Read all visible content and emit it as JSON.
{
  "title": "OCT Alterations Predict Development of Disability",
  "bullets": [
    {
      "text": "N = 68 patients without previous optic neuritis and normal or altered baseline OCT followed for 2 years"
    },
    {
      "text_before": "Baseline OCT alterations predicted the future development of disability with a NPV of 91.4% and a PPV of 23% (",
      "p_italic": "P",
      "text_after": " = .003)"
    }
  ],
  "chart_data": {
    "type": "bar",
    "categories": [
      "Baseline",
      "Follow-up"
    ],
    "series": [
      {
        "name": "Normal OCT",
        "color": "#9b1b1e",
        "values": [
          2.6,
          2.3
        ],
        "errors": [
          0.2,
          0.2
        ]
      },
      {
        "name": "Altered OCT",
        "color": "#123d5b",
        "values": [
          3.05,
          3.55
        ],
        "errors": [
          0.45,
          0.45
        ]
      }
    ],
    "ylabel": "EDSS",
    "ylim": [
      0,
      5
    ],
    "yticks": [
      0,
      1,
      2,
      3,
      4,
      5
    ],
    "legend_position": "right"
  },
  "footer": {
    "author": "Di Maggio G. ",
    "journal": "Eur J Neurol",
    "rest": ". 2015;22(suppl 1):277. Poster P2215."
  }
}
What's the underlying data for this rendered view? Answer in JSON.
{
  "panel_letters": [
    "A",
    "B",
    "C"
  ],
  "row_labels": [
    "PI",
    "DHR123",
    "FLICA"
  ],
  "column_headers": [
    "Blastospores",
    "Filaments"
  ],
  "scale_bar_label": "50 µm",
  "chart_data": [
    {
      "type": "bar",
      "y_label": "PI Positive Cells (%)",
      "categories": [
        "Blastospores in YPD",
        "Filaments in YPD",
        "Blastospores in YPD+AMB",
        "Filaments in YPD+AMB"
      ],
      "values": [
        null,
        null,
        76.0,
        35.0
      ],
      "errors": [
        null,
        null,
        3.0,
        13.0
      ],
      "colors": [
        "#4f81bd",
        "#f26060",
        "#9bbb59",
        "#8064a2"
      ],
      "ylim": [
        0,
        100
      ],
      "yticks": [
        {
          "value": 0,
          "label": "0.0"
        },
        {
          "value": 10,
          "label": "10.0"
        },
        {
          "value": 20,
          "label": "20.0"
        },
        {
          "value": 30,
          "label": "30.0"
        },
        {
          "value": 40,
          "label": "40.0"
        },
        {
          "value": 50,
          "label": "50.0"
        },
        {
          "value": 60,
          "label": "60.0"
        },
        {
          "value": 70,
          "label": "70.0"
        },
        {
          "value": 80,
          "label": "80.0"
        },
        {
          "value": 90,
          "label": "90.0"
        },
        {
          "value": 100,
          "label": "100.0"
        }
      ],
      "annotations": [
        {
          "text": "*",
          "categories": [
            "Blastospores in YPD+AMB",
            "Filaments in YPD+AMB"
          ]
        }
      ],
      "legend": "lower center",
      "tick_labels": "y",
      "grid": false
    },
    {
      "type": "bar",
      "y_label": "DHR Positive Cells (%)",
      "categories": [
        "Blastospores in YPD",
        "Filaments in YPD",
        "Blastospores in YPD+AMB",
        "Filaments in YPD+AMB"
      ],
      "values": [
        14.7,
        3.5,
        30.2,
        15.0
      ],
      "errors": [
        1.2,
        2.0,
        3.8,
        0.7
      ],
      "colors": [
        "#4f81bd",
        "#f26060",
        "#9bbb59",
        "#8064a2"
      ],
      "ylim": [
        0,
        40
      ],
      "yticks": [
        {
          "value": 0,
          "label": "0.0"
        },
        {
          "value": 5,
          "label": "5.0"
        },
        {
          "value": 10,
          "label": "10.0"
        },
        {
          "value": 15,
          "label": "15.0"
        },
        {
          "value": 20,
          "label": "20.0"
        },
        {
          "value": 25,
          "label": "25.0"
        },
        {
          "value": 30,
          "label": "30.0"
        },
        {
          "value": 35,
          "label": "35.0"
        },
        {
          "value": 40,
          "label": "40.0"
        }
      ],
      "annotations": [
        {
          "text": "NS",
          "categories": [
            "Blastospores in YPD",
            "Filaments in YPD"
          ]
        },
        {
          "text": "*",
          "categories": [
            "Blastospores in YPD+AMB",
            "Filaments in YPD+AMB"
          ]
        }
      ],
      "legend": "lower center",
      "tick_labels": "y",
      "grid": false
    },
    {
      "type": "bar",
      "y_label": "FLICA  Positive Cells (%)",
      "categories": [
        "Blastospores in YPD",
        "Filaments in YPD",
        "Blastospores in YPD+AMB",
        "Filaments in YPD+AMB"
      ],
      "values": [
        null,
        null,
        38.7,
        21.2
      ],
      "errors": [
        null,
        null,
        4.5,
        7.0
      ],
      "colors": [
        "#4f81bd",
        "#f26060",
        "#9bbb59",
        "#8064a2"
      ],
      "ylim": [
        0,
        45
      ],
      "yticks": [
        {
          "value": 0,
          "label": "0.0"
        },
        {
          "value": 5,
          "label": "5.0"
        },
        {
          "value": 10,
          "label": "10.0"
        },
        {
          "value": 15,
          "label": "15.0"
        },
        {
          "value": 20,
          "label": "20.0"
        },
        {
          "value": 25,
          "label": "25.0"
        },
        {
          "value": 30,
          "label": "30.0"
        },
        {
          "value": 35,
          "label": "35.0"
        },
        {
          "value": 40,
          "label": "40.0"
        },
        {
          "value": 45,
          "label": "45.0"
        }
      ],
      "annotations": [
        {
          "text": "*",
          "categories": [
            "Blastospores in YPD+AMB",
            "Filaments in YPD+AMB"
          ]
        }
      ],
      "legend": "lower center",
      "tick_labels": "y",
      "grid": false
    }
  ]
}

--------------------

**Problem details**
For this exercise, give every entry again exactly as it appears.

**Exercise solution**
Read all visible content and emit it as JSON.
{
  "title": "OCT Alterations Predict Development of Disability",
  "bullets": [
    {
      "text": "N = 68 patients without previous optic neuritis and normal or altered baseline OCT followed for 2 years"
    },
    {
      "text_before": "Baseline OCT alterations predicted the future development of disability with a NPV of 91.4% and a PPV of 23% (",
      "p_italic": "P",
      "text_after": " = .003)"
    }
  ],
  "chart_data": {
    "type": "bar",
    "categories": [
      "Baseline",
      "Follow-up"
    ],
    "series": [
      {
        "name": "Normal OCT",
        "color": "#9b1b1e",
        "values": [
          2.6,
          2.3
        ],
        "errors": [
          0.2,
          0.2
        ]
      },
      {
        "name": "Altered OCT",
        "color": "#123d5b",
        "values": [
          3.05,
          3.55
        ],
        "errors": [
          0.45,
          0.45
        ]
      }
    ],
    "ylabel": "EDSS",
    "ylim": [
      0,
      5
    ],
    "yticks": [
      0,
      1,
      2,
      3,
      4,
      5
    ],
    "legend_position": "right"
  },
  "footer": {
    "author": "Di Maggio G. ",
    "journal": "Eur J Neurol",
    "rest": ". 2015;22(suppl 1):277. Poster P2215."
  }
}
What's the underlying data for this rendered view? Answer in JSON.
{
  "panel_letters": [
    "A",
    "B",
    "C"
  ],
  "row_labels": [
    "PI",
    "DHR123",
    "FLICA"
  ],
  "column_headers": [
    "Blastospores",
    "Filaments"
  ],
  "scale_bar_label": "50 µm",
  "chart_data": [
    {
      "type": "bar",
      "y_label": "PI Positive Cells (%)",
      "categories": [
        "Blastospores in YPD",
        "Filaments in YPD",
        "Blastospores in YPD+AMB",
        "Filaments in YPD+AMB"
      ],
      "values": [
        null,
        null,
        76.0,
        35.0
      ],
      "errors": [
        null,
        null,
        3.0,
        13.0
      ],
      "colors": [
        "#4f81bd",
        "#f26060",
        "#9bbb59",
        "#8064a2"
      ],
      "ylim": [
        0,
        100
      ],
      "yticks": [
        {
          "value": 0,
          "label": "0.0"
        },
        {
          "value": 10,
          "label": "10.0"
        },
        {
          "value": 20,
          "label": "20.0"
        },
        {
          "value": 30,
          "label": "30.0"
        },
        {
          "value": 40,
          "label": "40.0"
        },
        {
          "value": 50,
          "label": "50.0"
        },
        {
          "value": 60,
          "label": "60.0"
        },
        {
          "value": 70,
          "label": "70.0"
        },
        {
          "value": 80,
          "label": "80.0"
        },
        {
          "value": 90,
          "label": "90.0"
        },
        {
          "value": 100,
          "label": "100.0"
        }
      ],
      "annotations": [
        {
          "text": "*",
          "categories": [
            "Blastospores in YPD+AMB",
            "Filaments in YPD+AMB"
          ]
        }
      ],
      "legend": "lower center",
      "tick_labels": "y",
      "grid": false
    },
    {
      "type": "bar",
      "y_label": "DHR Positive Cells (%)",
      "categories": [
        "Blastospores in YPD",
        "Filaments in YPD",
        "Blastospores in YPD+AMB",
        "Filaments in YPD+AMB"
      ],
      "values": [
        14.7,
        3.5,
        30.2,
        15.0
      ],
      "errors": [
        1.2,
        2.0,
        3.8,
        0.7
      ],
      "colors": [
        "#4f81bd",
        "#f26060",
        "#9bbb59",
        "#8064a2"
      ],
      "ylim": [
        0,
        40
      ],
      "yticks": [
        {
          "value": 0,
          "label": "0.0"
        },
        {
          "value": 5,
          "label": "5.0"
        },
        {
          "value": 10,
          "label": "10.0"
        },
        {
          "value": 15,
          "label": "15.0"
        },
        {
          "value": 20,
          "label": "20.0"
        },
        {
          "value": 25,
          "label": "25.0"
        },
        {
          "value": 30,
          "label": "30.0"
        },
        {
          "value": 35,
          "label": "35.0"
        },
        {
          "value": 40,
          "label": "40.0"
        }
      ],
      "annotations": [
        {
          "text": "NS",
          "categories": [
            "Blastospores in YPD",
            "Filaments in YPD"
          ]
        },
        {
          "text": "*",
          "categories": [
            "Blastospores in YPD+AMB",
            "Filaments in YPD+AMB"
          ]
        }
      ],
      "legend": "lower center",
      "tick_labels": "y",
      "grid": false
    },
    {
      "type": "bar",
      "y_label": "FLICA  Positive Cells (%)",
      "categories": [
        "Blastospores in YPD",
        "Filaments in YPD",
        "Blastospores in YPD+AMB",
        "Filaments in YPD+AMB"
      ],
      "values": [
        null,
        null,
        38.7,
        21.2
      ],
      "errors": [
        null,
        null,
        4.5,
        7.0
      ],
      "colors": [
        "#4f81bd",
        "#f26060",
        "#9bbb59",
        "#8064a2"
      ],
      "ylim": [
        0,
        45
      ],
      "yticks": [
        {
          "value": 0,
          "label": "0.0"
        },
        {
          "value": 5,
          "label": "5.0"
        },
        {
          "value": 10,
          "label": "10.0"
        },
        {
          "value": 15,
          "label": "15.0"
        },
        {
          "value": 20,
          "label": "20.0"
        },
        {
          "value": 25,
          "label": "25.0"
        },
        {
          "value": 30,
          "label": "30.0"
        },
        {
          "value": 35,
          "label": "35.0"
        },
        {
          "value": 40,
          "label": "40.0"
        },
        {
          "value": 45,
          "label": "45.0"
        }
      ],
      "annotations": [
        {
          "text": "*",
          "categories": [
            "Blastospores in YPD+AMB",
            "Filaments in YPD+AMB"
          ]
        }
      ],
      "legend": "lower center",
      "tick_labels": "y",
      "grid": false
    }
  ]
}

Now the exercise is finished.